SHORT PROBLEM — Below is a listing; reproduce each line of it exactly.

ENTRIES PROVIDED —
--------------------------------
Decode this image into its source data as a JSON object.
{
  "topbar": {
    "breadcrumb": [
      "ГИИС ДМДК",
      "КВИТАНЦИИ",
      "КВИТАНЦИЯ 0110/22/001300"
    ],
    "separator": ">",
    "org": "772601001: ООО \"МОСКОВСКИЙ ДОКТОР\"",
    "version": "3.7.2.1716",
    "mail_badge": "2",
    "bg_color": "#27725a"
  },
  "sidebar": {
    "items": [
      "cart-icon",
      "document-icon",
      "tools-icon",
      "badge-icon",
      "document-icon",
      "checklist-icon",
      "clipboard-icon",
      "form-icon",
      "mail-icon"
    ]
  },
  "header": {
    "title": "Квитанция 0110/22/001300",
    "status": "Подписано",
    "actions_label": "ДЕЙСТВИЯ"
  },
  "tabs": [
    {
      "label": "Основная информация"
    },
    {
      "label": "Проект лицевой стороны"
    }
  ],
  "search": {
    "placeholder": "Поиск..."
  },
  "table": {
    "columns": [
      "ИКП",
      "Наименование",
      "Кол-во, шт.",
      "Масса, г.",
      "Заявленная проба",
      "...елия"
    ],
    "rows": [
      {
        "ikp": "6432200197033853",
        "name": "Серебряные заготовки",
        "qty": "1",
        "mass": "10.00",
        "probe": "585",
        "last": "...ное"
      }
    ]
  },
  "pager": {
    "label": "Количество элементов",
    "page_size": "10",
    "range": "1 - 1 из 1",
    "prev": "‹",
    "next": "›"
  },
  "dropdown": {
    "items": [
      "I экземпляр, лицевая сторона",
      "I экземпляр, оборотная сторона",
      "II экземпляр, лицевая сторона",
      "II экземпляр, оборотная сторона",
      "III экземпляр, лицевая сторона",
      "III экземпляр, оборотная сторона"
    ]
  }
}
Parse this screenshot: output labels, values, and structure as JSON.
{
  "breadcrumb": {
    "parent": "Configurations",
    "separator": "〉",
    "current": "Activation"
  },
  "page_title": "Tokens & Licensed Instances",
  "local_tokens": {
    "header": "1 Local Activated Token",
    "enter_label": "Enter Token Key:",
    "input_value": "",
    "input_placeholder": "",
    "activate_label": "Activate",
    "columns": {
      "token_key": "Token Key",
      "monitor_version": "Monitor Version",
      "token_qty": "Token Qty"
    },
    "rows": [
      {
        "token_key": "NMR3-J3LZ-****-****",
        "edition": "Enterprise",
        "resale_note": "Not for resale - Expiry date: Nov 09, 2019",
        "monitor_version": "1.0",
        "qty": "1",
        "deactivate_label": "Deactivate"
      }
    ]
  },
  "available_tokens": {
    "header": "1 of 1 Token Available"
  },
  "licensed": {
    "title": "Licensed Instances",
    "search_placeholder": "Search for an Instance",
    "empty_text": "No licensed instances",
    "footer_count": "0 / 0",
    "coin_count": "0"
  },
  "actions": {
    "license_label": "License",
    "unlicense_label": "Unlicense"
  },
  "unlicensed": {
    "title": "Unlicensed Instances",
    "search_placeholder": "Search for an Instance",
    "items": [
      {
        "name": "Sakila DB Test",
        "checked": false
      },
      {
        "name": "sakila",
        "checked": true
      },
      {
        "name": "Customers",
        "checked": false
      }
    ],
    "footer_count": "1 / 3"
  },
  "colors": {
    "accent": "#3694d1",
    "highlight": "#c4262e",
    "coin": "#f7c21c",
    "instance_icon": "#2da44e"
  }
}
--------------------------------
WRITTEN REPLY —
Decode this image into its source data as a JSON object.
{
  "topbar": {
    "breadcrumb": [
      "ГИИС ДМДК",
      "КВИТАНЦИИ",
      "КВИТАНЦИЯ 0110/22/001300"
    ],
    "separator": ">",
    "org": "772601001: ООО \"МОСКОВСКИЙ ДОКТОР\"",
    "version": "3.7.2.1716",
    "mail_badge": "2",
    "bg_color": "#27725a"
  },
  "sidebar": {
    "items": [
      "cart-icon",
      "document-icon",
      "tools-icon",
      "badge-icon",
      "document-icon",
      "checklist-icon",
      "clipboard-icon",
      "form-icon",
      "mail-icon"
    ]
  },
  "header": {
    "title": "Квитанция 0110/22/001300",
    "status": "Подписано",
    "actions_label": "ДЕЙСТВИЯ"
  },
  "tabs": [
    {
      "label": "Основная информация"
    },
    {
      "label": "Проект лицевой стороны"
    }
  ],
  "search": {
    "placeholder": "Поиск..."
  },
  "table": {
    "columns": [
      "ИКП",
      "Наименование",
      "Кол-во, шт.",
      "Масса, г.",
      "Заявленная проба",
      "...елия"
    ],
    "rows": [
      {
        "ikp": "6432200197033853",
        "name": "Серебряные заготовки",
        "qty": "1",
        "mass": "10.00",
        "probe": "585",
        "last": "...ное"
      }
    ]
  },
  "pager": {
    "label": "Количество элементов",
    "page_size": "10",
    "range": "1 - 1 из 1",
    "prev": "‹",
    "next": "›"
  },
  "dropdown": {
    "items": [
      "I экземпляр, лицевая сторона",
      "I экземпляр, оборотная сторона",
      "II экземпляр, лицевая сторона",
      "II экземпляр, оборотная сторона",
      "III экземпляр, лицевая сторона",
      "III экземпляр, оборотная сторона"
    ]
  }
}
Parse this screenshot: output labels, values, and structure as JSON.
{
  "breadcrumb": {
    "parent": "Configurations",
    "separator": "〉",
    "current": "Activation"
  },
  "page_title": "Tokens & Licensed Instances",
  "local_tokens": {
    "header": "1 Local Activated Token",
    "enter_label": "Enter Token Key:",
    "input_value": "",
    "input_placeholder": "",
    "activate_label": "Activate",
    "columns": {
      "token_key": "Token Key",
      "monitor_version": "Monitor Version",
      "token_qty": "Token Qty"
    },
    "rows": [
      {
        "token_key": "NMR3-J3LZ-****-****",
        "edition": "Enterprise",
        "resale_note": "Not for resale - Expiry date: Nov 09, 2019",
        "monitor_version": "1.0",
        "qty": "1",
        "deactivate_label": "Deactivate"
      }
    ]
  },
  "available_tokens": {
    "header": "1 of 1 Token Available"
  },
  "licensed": {
    "title": "Licensed Instances",
    "search_placeholder": "Search for an Instance",
    "empty_text": "No licensed instances",
    "footer_count": "0 / 0",
    "coin_count": "0"
  },
  "actions": {
    "license_label": "License",
    "unlicense_label": "Unlicense"
  },
  "unlicensed": {
    "title": "Unlicensed Instances",
    "search_placeholder": "Search for an Instance",
    "items": [
      {
        "name": "Sakila DB Test",
        "checked": false
      },
      {
        "name": "sakila",
        "checked": true
      },
      {
        "name": "Customers",
        "checked": false
      }
    ],
    "footer_count": "1 / 3"
  },
  "colors": {
    "accent": "#3694d1",
    "highlight": "#c4262e",
    "coin": "#f7c21c",
    "instance_icon": "#2da44e"
  }
}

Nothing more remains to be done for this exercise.